§ **WHAT YOU WILL DO**: List all lines of the data containing the word "Père".

Dataset items:
+ + + + + + +

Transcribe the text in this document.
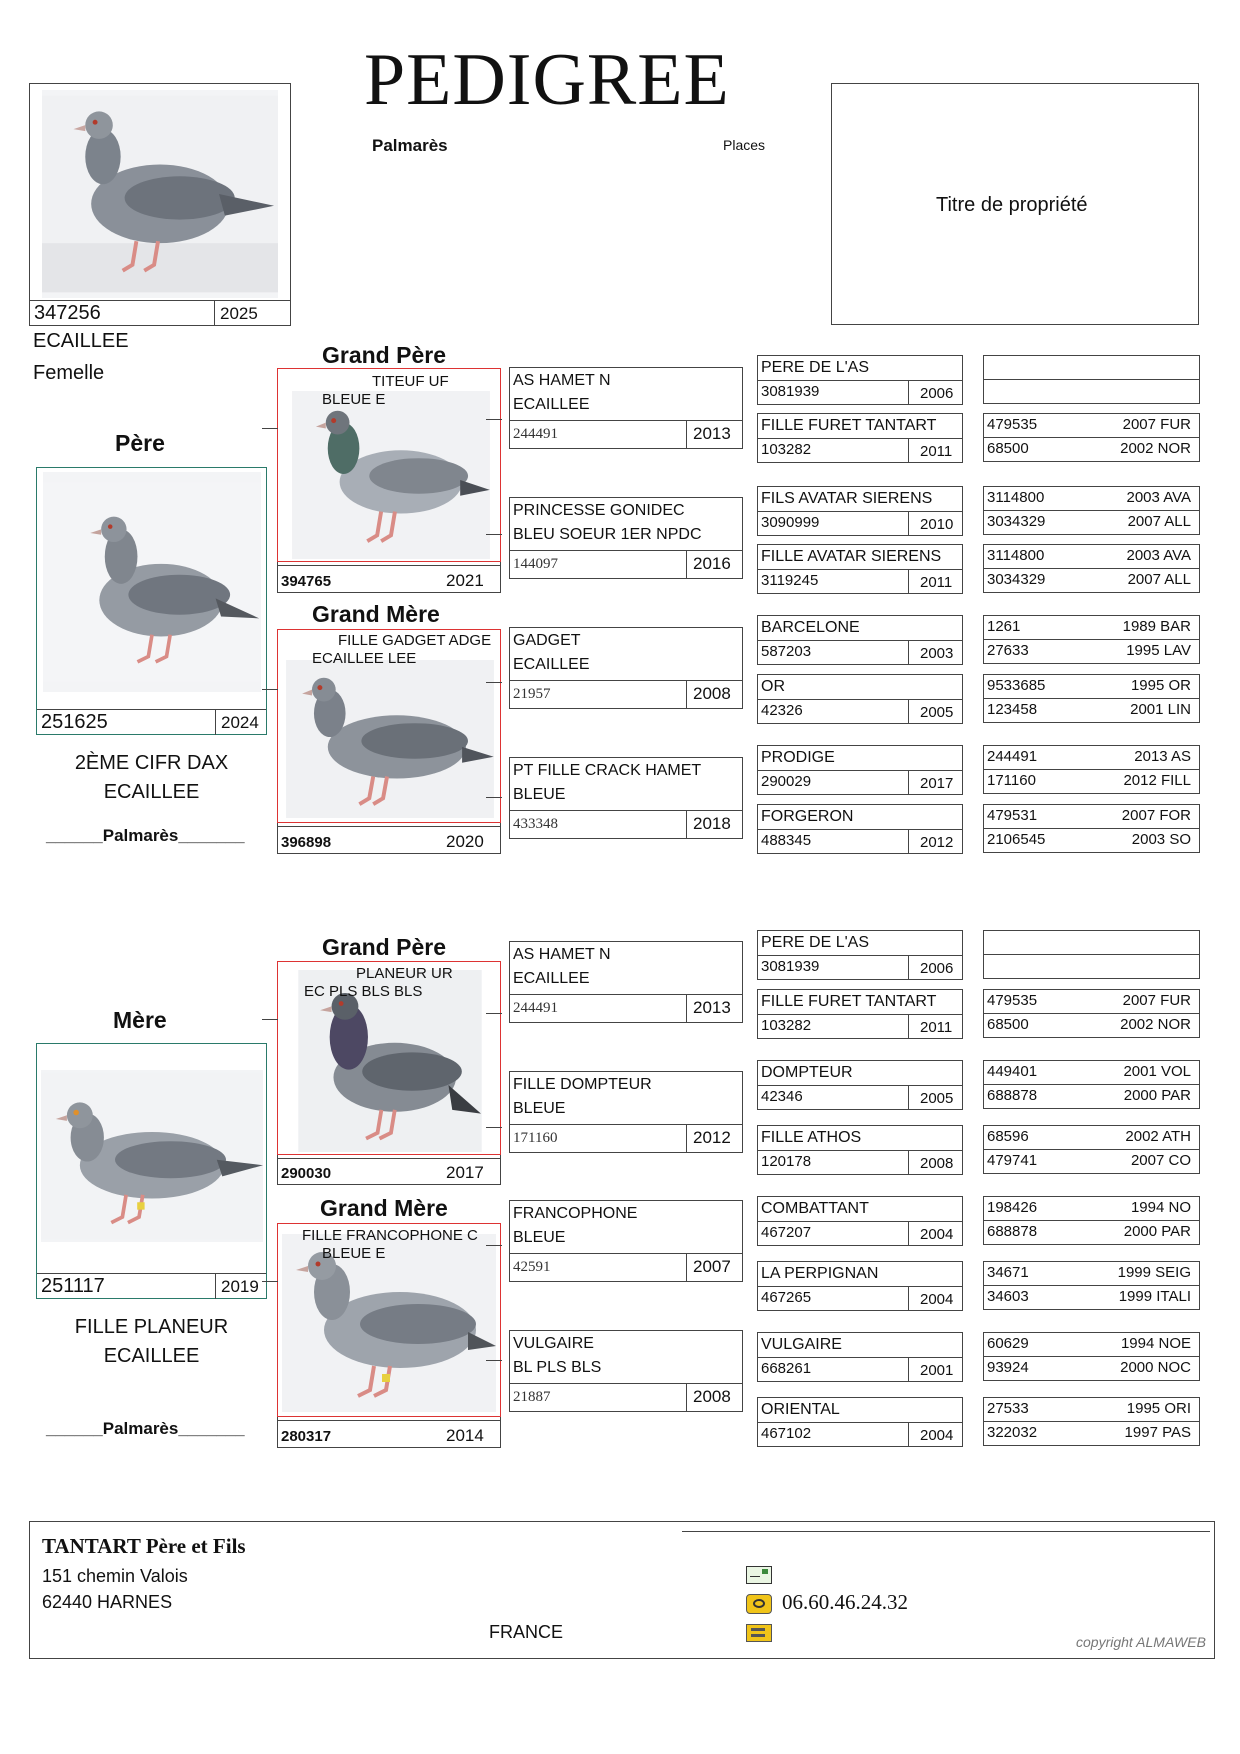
PEDIGREE
Palmarès	Places
Titre de propriété
347256	2025
ECAILLEE
Femelle
Père
251625	2024
2ÈME CIFR DAX
ECAILLEE
______Palmarès_______
Mère
251117	2019
FILLE PLANEUR
ECAILLEE
______Palmarès_______
Grand Père
TITEUF UF
BLEUE E
394765	2021
Grand Mère
FILLE GADGET ADGE
ECAILLEE LEE
396898	2020
Grand Père
PLANEUR UR
EC PLS BLS BLS
290030	2017
Grand Mère
FILLE FRANCOPHONE C
BLEUE E
280317	2014
AS HAMET N
ECAILLEE
244491	2013
PRINCESSE GONIDEC
BLEU SOEUR 1ER NPDC
144097	2016
GADGET
ECAILLEE
21957	2008
PT FILLE CRACK HAMET
BLEUE
433348	2018
AS HAMET N
ECAILLEE
244491	2013
FILLE DOMPTEUR
BLEUE
171160	2012
FRANCOPHONE
BLEUE
42591	2007
VULGAIRE
BL PLS BLS
21887	2008
PERE DE L'AS
3081939	2006
FILLE FURET TANTART
103282	2011
FILS AVATAR SIERENS
3090999	2010
FILLE AVATAR SIERENS
3119245	2011
BARCELONE
587203	2003
OR
42326	2005
PRODIGE
290029	2017
FORGERON
488345	2012
PERE DE L'AS
3081939	2006
FILLE FURET TANTART
103282	2011
DOMPTEUR
42346	2005
FILLE ATHOS
120178	2008
COMBATTANT
467207	2004
LA PERPIGNAN
467265	2004
VULGAIRE
668261	2001
ORIENTAL
467102	2004
479535	2007 FUR
68500	2002 NOR
3114800	2003 AVA
3034329	2007 ALL
3114800	2003 AVA
3034329	2007 ALL
1261	1989 BAR
27633	1995 LAV
9533685	1995 OR
123458	2001 LIN
244491	2013 AS
171160	2012 FILL
479531	2007 FOR
2106545	2003 SO
479535	2007 FUR
68500	2002 NOR
449401	2001 VOL
688878	2000 PAR
68596	2002 ATH
479741	2007 CO
198426	1994 NO
688878	2000 PAR
34671	1999 SEIG
34603	1999 ITALI
60629	1994 NOE
93924	2000 NOC
27533	1995 ORI
322032	1997 PAS
TANTART Père et Fils
151 chemin Valois
62440 HARNES
FRANCE
06.60.46.24.32
copyright ALMAWEB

+ + + + + + +

§ **FINAL RESULT**:
Père
Grand Père
Grand Père
TANTART Père et Fils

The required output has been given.